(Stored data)
◇ ◇ ◇ ◇ ◇

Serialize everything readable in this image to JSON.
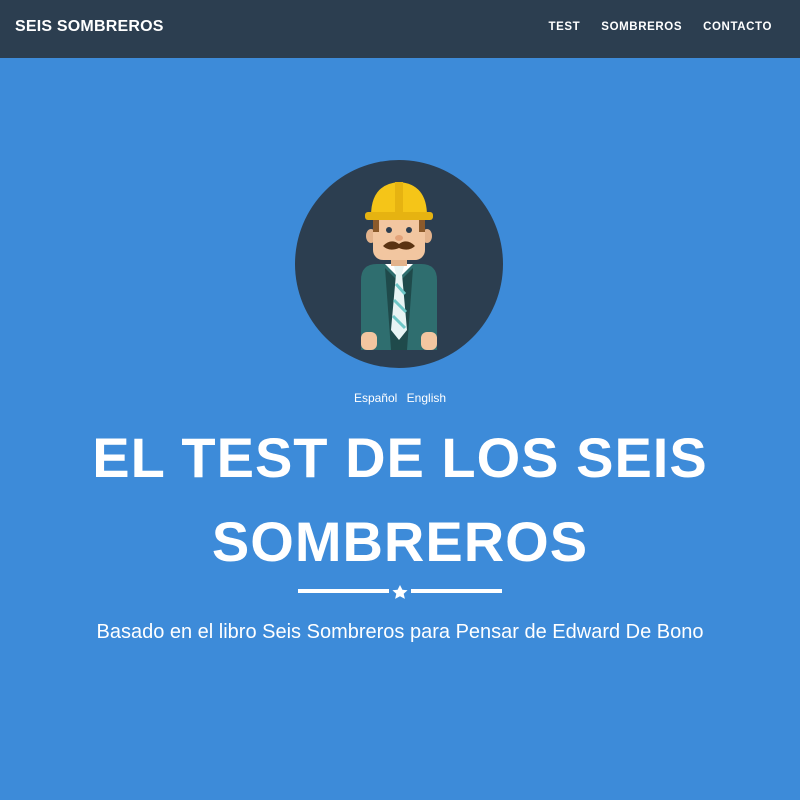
{
  "navbar": {
    "brand": "SEIS SOMBREROS",
    "links": [
      "TEST",
      "SOMBREROS",
      "CONTACTO"
    ],
    "bg_color": "#2c3e50"
  },
  "hero": {
    "bg_color": "#3d8bd9",
    "avatar_icon": "construction-worker-avatar",
    "languages": [
      "Español",
      "English"
    ],
    "title_line1": "EL TEST DE LOS SEIS",
    "title_line2": "SOMBREROS",
    "divider_icon": "star-icon",
    "subtitle": "Basado en el libro Seis Sombreros para Pensar de Edward De Bono"
  }
}
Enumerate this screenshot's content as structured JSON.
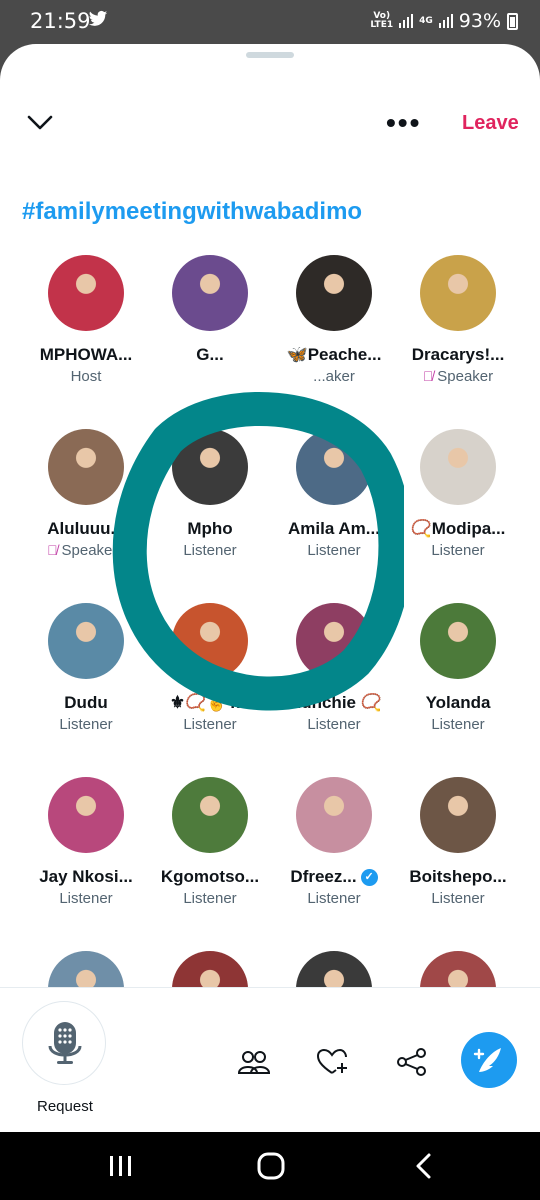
{
  "status": {
    "time": "21:59",
    "network_top": "Vo)",
    "network_bottom": "LTE1",
    "net_type": "4G",
    "battery": "93%"
  },
  "header": {
    "leave_label": "Leave",
    "more_icon": "more-icon",
    "collapse_icon": "chevron-down-icon"
  },
  "space": {
    "title": "#familymeetingwithwabadimo"
  },
  "participants": [
    {
      "name": "MPHOWA...",
      "role": "Host",
      "muted": false,
      "color": "#c2334a"
    },
    {
      "name": "G...",
      "role": "",
      "muted": false,
      "color": "#6b4b8e"
    },
    {
      "name": "🦋Peache...",
      "role": "...aker",
      "muted": false,
      "color": "#2e2a27"
    },
    {
      "name": "Dracarys!...",
      "role": "Speaker",
      "muted": true,
      "color": "#c9a24a"
    },
    {
      "name": "Aluluuu...",
      "role": "Speake...",
      "muted": true,
      "color": "#8a6a55"
    },
    {
      "name": "Mpho",
      "role": "Listener",
      "muted": false,
      "color": "#3b3b3b"
    },
    {
      "name": "Amila Am...",
      "role": "Listener",
      "muted": false,
      "color": "#4d6a86"
    },
    {
      "name": "📿Modipa...",
      "role": "Listener",
      "muted": false,
      "color": "#d7d2cb"
    },
    {
      "name": "Dudu",
      "role": "Listener",
      "muted": false,
      "color": "#5a8aa6"
    },
    {
      "name": "⚜📿✌T...",
      "role": "Listener",
      "muted": false,
      "color": "#c7542e"
    },
    {
      "name": "munchie 📿",
      "role": "Listener",
      "muted": false,
      "color": "#8e3e62"
    },
    {
      "name": "Yolanda",
      "role": "Listener",
      "muted": false,
      "color": "#4c7a3a"
    },
    {
      "name": "Jay Nkosi...",
      "role": "Listener",
      "muted": false,
      "color": "#b8487c"
    },
    {
      "name": "Kgomotso...",
      "role": "Listener",
      "muted": false,
      "color": "#4e7b3c"
    },
    {
      "name": "Dfreez...",
      "role": "Listener",
      "muted": false,
      "color": "#c78fa0",
      "verified": true
    },
    {
      "name": "Boitshepo...",
      "role": "Listener",
      "muted": false,
      "color": "#6d5646"
    },
    {
      "name": "",
      "role": "",
      "muted": false,
      "color": "#6f8fa8"
    },
    {
      "name": "",
      "role": "",
      "muted": false,
      "color": "#8e3535"
    },
    {
      "name": "",
      "role": "",
      "muted": false,
      "color": "#3a3a3a"
    },
    {
      "name": "",
      "role": "",
      "muted": false,
      "color": "#a04848"
    }
  ],
  "bottom": {
    "request_label": "Request"
  },
  "colors": {
    "accent": "#1d9bf0",
    "leave": "#e0245e",
    "highlight_circle": "#03868a"
  }
}
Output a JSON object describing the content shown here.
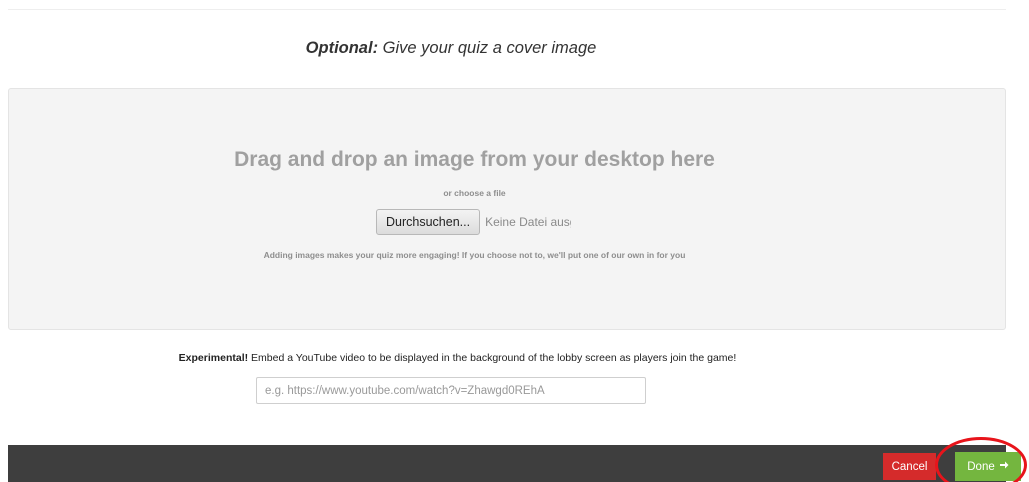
{
  "cover": {
    "heading_bold": "Optional:",
    "heading_rest": " Give your quiz a cover image"
  },
  "dropzone": {
    "title": "Drag and drop an image from your desktop here",
    "subtitle": "or choose a file",
    "browse_label": "Durchsuchen...",
    "file_status": "Keine Datei ausgewählt.",
    "hint": "Adding images makes your quiz more engaging! If you choose not to, we'll put one of our own in for you"
  },
  "experimental": {
    "label_bold": "Experimental!",
    "label_rest": " Embed a YouTube video to be displayed in the background of the lobby screen as players join the game!",
    "input_placeholder": "e.g. https://www.youtube.com/watch?v=Zhawgd0REhA",
    "input_value": ""
  },
  "footer": {
    "cancel_label": "Cancel",
    "done_label": "Done",
    "done_icon": "arrow-right-icon"
  },
  "colors": {
    "footer_bg": "#3e3e3e",
    "cancel": "#d52b2b",
    "done": "#74b63f",
    "highlight": "#e8141b"
  }
}
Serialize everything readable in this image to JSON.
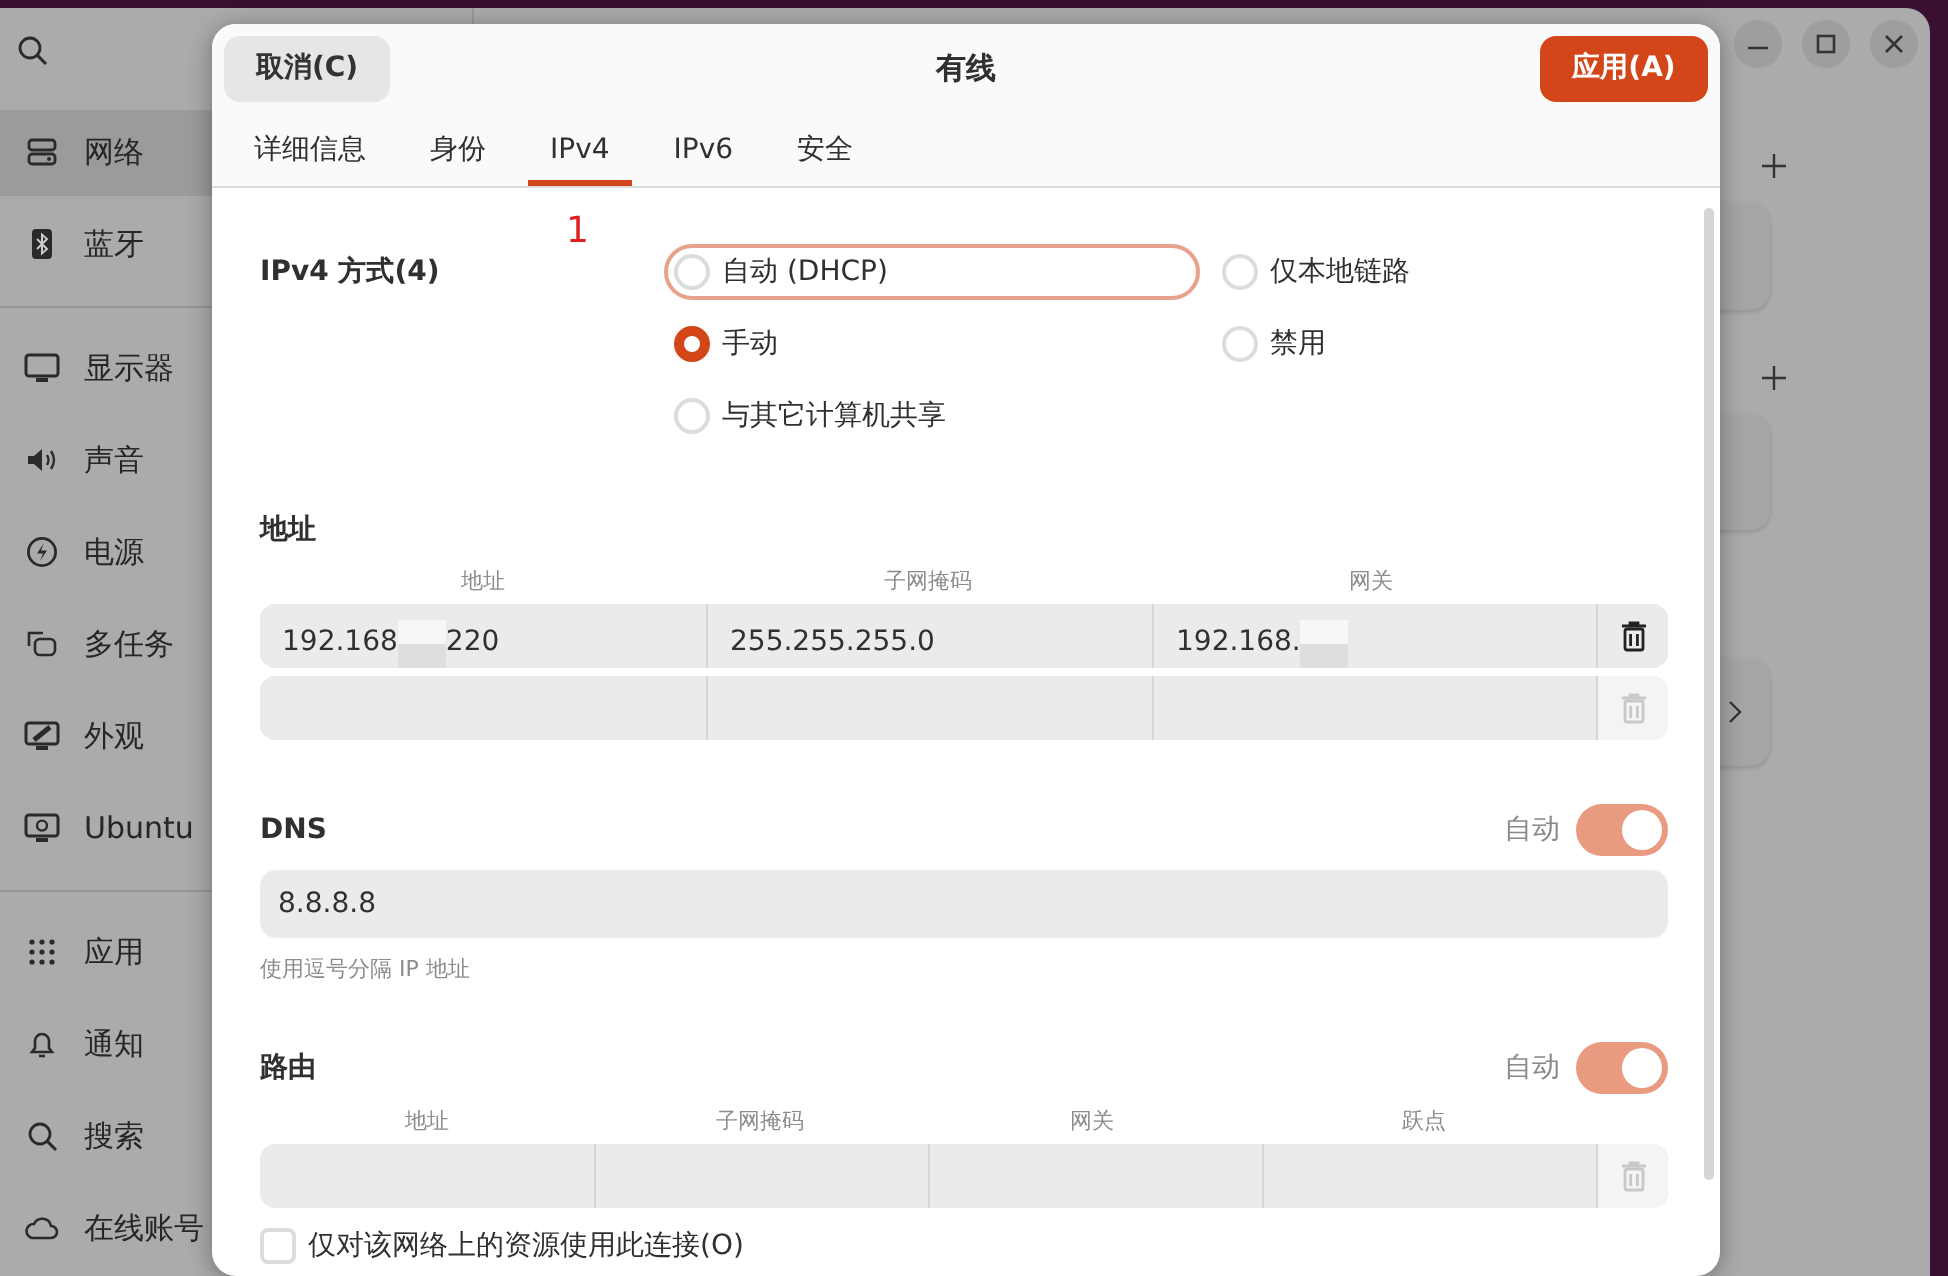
{
  "sidebar": {
    "groups": [
      [
        {
          "label": "网络",
          "selected": true
        },
        {
          "label": "蓝牙",
          "selected": false
        }
      ],
      [
        {
          "label": "显示器",
          "selected": false
        },
        {
          "label": "声音",
          "selected": false
        },
        {
          "label": "电源",
          "selected": false
        },
        {
          "label": "多任务",
          "selected": false
        },
        {
          "label": "外观",
          "selected": false
        },
        {
          "label": "Ubuntu",
          "selected": false
        }
      ],
      [
        {
          "label": "应用",
          "selected": false
        },
        {
          "label": "通知",
          "selected": false
        },
        {
          "label": "搜索",
          "selected": false
        },
        {
          "label": "在线账号",
          "selected": false
        }
      ]
    ]
  },
  "dialog": {
    "title": "有线",
    "cancel": "取消(C)",
    "apply": "应用(A)",
    "tabs": [
      {
        "label": "详细信息",
        "selected": false
      },
      {
        "label": "身份",
        "selected": false
      },
      {
        "label": "IPv4",
        "selected": true
      },
      {
        "label": "IPv6",
        "selected": false
      },
      {
        "label": "安全",
        "selected": false
      }
    ],
    "annotation": "1",
    "ipv4_method": {
      "label": "IPv4 方式(4)",
      "options": [
        {
          "label": "自动 (DHCP)",
          "selected": false,
          "focused": true
        },
        {
          "label": "仅本地链路",
          "selected": false,
          "focused": false
        },
        {
          "label": "手动",
          "selected": true,
          "focused": false
        },
        {
          "label": "禁用",
          "selected": false,
          "focused": false
        },
        {
          "label": "与其它计算机共享",
          "selected": false,
          "focused": false
        }
      ]
    },
    "addresses": {
      "title": "地址",
      "columns": [
        "地址",
        "子网掩码",
        "网关"
      ],
      "rows": [
        {
          "cells": [
            {
              "text": "192.168",
              "redacted": true,
              "text_after": "220"
            },
            {
              "text": "255.255.255.0",
              "redacted": false
            },
            {
              "text": "192.168.",
              "redacted": true
            }
          ],
          "deletable": true
        },
        {
          "cells": [
            {},
            {},
            {}
          ],
          "deletable": false
        }
      ]
    },
    "dns": {
      "title": "DNS",
      "auto_label": "自动",
      "auto_on": true,
      "value": "8.8.8.8",
      "hint": "使用逗号分隔 IP 地址"
    },
    "routes": {
      "title": "路由",
      "auto_label": "自动",
      "auto_on": true,
      "columns": [
        "地址",
        "子网掩码",
        "网关",
        "跃点"
      ],
      "rows": [
        {
          "cells": [
            {},
            {},
            {},
            {}
          ],
          "deletable": false
        }
      ]
    },
    "only_local": {
      "label": "仅对该网络上的资源使用此连接(O)",
      "checked": false
    }
  }
}
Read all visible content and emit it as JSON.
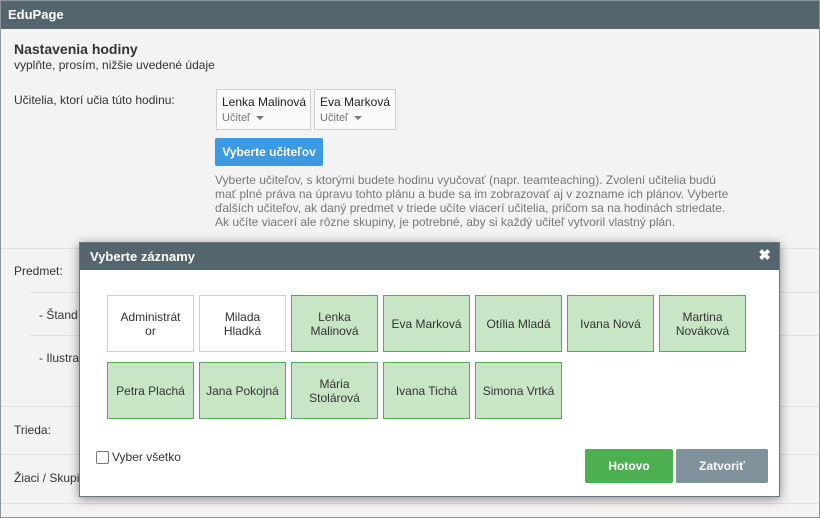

◇ ◇ ◇ ◇ ◇

● Directions:
Your copy of the data should match it exactly, except that pictures are left out.

● Result of this exercise:
Serialize everything readable in this image to JSON.
{
  "navbar": {
    "brand": "SEIS SOMBREROS",
    "links": [
      "TEST",
      "SOMBREROS",
      "CONTACTO"
    ],
    "bg_color": "#2c3e50"
  },
  "hero": {
    "bg_color": "#3d8bd9",
    "avatar_icon": "construction-worker-avatar",
    "languages": [
      "Español",
      "English"
    ],
    "title_line1": "EL TEST DE LOS SEIS",
    "title_line2": "SOMBREROS",
    "divider_icon": "star-icon",
    "subtitle": "Basado en el libro Seis Sombreros para Pensar de Edward De Bono"
  }
}
Enumerate this screenshot's content as structured JSON.
{
  "status": {
    "time": "21:59",
    "network_top": "Vo)",
    "network_bottom": "LTE1",
    "net_type": "4G",
    "battery": "93%"
  },
  "header": {
    "leave_label": "Leave",
    "more_icon": "more-icon",
    "collapse_icon": "chevron-down-icon"
  },
  "space": {
    "title": "#familymeetingwithwabadimo"
  },
  "participants": [
    {
      "name": "MPHOWA...",
      "role": "Host",
      "muted": false,
      "color": "#c2334a"
    },
    {
      "name": "G...",
      "role": "",
      "muted": false,
      "color": "#6b4b8e"
    },
    {
      "name": "🦋Peache...",
      "role": "...aker",
      "muted": false,
      "color": "#2e2a27"
    },
    {
      "name": "Dracarys!...",
      "role": "Speaker",
      "muted": true,
      "color": "#c9a24a"
    },
    {
      "name": "Aluluuu...",
      "role": "Speake...",
      "muted": true,
      "color": "#8a6a55"
    },
    {
      "name": "Mpho",
      "role": "Listener",
      "muted": false,
      "color": "#3b3b3b"
    },
    {
      "name": "Amila Am...",
      "role": "Listener",
      "muted": false,
      "color": "#4d6a86"
    },
    {
      "name": "📿Modipa...",
      "role": "Listener",
      "muted": false,
      "color": "#d7d2cb"
    },
    {
      "name": "Dudu",
      "role": "Listener",
      "muted": false,
      "color": "#5a8aa6"
    },
    {
      "name": "⚜📿✌T...",
      "role": "Listener",
      "muted": false,
      "color": "#c7542e"
    },
    {
      "name": "munchie 📿",
      "role": "Listener",
      "muted": false,
      "color": "#8e3e62"
    },
    {
      "name": "Yolanda",
      "role": "Listener",
      "muted": false,
      "color": "#4c7a3a"
    },
    {
      "name": "Jay Nkosi...",
      "role": "Listener",
      "muted": false,
      "color": "#b8487c"
    },
    {
      "name": "Kgomotso...",
      "role": "Listener",
      "muted": false,
      "color": "#4e7b3c"
    },
    {
      "name": "Dfreez...",
      "role": "Listener",
      "muted": false,
      "color": "#c78fa0",
      "verified": true
    },
    {
      "name": "Boitshepo...",
      "role": "Listener",
      "muted": false,
      "color": "#6d5646"
    },
    {
      "name": "",
      "role": "",
      "muted": false,
      "color": "#6f8fa8"
    },
    {
      "name": "",
      "role": "",
      "muted": false,
      "color": "#8e3535"
    },
    {
      "name": "",
      "role": "",
      "muted": false,
      "color": "#3a3a3a"
    },
    {
      "name": "",
      "role": "",
      "muted": false,
      "color": "#a04848"
    }
  ],
  "bottom": {
    "request_label": "Request"
  },
  "colors": {
    "accent": "#1d9bf0",
    "leave": "#e0245e",
    "highlight_circle": "#03868a"
  }
}
Output a JSON object describing the content shown here.
{
  "cover": {
    "heading_bold": "Optional:",
    "heading_rest": " Give your quiz a cover image"
  },
  "dropzone": {
    "title": "Drag and drop an image from your desktop here",
    "subtitle": "or choose a file",
    "browse_label": "Durchsuchen...",
    "file_status": "Keine Datei ausgewählt.",
    "hint": "Adding images makes your quiz more engaging! If you choose not to, we'll put one of our own in for you"
  },
  "experimental": {
    "label_bold": "Experimental!",
    "label_rest": " Embed a YouTube video to be displayed in the background of the lobby screen as players join the game!",
    "input_placeholder": "e.g. https://www.youtube.com/watch?v=Zhawgd0REhA",
    "input_value": ""
  },
  "footer": {
    "cancel_label": "Cancel",
    "done_label": "Done",
    "done_icon": "arrow-right-icon"
  },
  "colors": {
    "footer_bg": "#3e3e3e",
    "cancel": "#d52b2b",
    "done": "#74b63f",
    "highlight": "#e8141b"
  }
}
Serialize everything readable in this image to JSON.
{
  "sidebar": {
    "groups": [
      [
        {
          "label": "网络",
          "selected": true
        },
        {
          "label": "蓝牙",
          "selected": false
        }
      ],
      [
        {
          "label": "显示器",
          "selected": false
        },
        {
          "label": "声音",
          "selected": false
        },
        {
          "label": "电源",
          "selected": false
        },
        {
          "label": "多任务",
          "selected": false
        },
        {
          "label": "外观",
          "selected": false
        },
        {
          "label": "Ubuntu",
          "selected": false
        }
      ],
      [
        {
          "label": "应用",
          "selected": false
        },
        {
          "label": "通知",
          "selected": false
        },
        {
          "label": "搜索",
          "selected": false
        },
        {
          "label": "在线账号",
          "selected": false
        }
      ]
    ]
  },
  "dialog": {
    "title": "有线",
    "cancel": "取消(C)",
    "apply": "应用(A)",
    "tabs": [
      {
        "label": "详细信息",
        "selected": false
      },
      {
        "label": "身份",
        "selected": false
      },
      {
        "label": "IPv4",
        "selected": true
      },
      {
        "label": "IPv6",
        "selected": false
      },
      {
        "label": "安全",
        "selected": false
      }
    ],
    "annotation": "1",
    "ipv4_method": {
      "label": "IPv4 方式(4)",
      "options": [
        {
          "label": "自动 (DHCP)",
          "selected": false,
          "focused": true
        },
        {
          "label": "仅本地链路",
          "selected": false,
          "focused": false
        },
        {
          "label": "手动",
          "selected": true,
          "focused": false
        },
        {
          "label": "禁用",
          "selected": false,
          "focused": false
        },
        {
          "label": "与其它计算机共享",
          "selected": false,
          "focused": false
        }
      ]
    },
    "addresses": {
      "title": "地址",
      "columns": [
        "地址",
        "子网掩码",
        "网关"
      ],
      "rows": [
        {
          "cells": [
            {
              "text": "192.168",
              "redacted": true,
              "text_after": "220"
            },
            {
              "text": "255.255.255.0",
              "redacted": false
            },
            {
              "text": "192.168.",
              "redacted": true
            }
          ],
          "deletable": true
        },
        {
          "cells": [
            {},
            {},
            {}
          ],
          "deletable": false
        }
      ]
    },
    "dns": {
      "title": "DNS",
      "auto_label": "自动",
      "auto_on": true,
      "value": "8.8.8.8",
      "hint": "使用逗号分隔 IP 地址"
    },
    "routes": {
      "title": "路由",
      "auto_label": "自动",
      "auto_on": true,
      "columns": [
        "地址",
        "子网掩码",
        "网关",
        "跃点"
      ],
      "rows": [
        {
          "cells": [
            {},
            {},
            {},
            {}
          ],
          "deletable": false
        }
      ]
    },
    "only_local": {
      "label": "仅对该网络上的资源使用此连接(O)",
      "checked": false
    }
  }
}
Read all visible content and emit it as JSON.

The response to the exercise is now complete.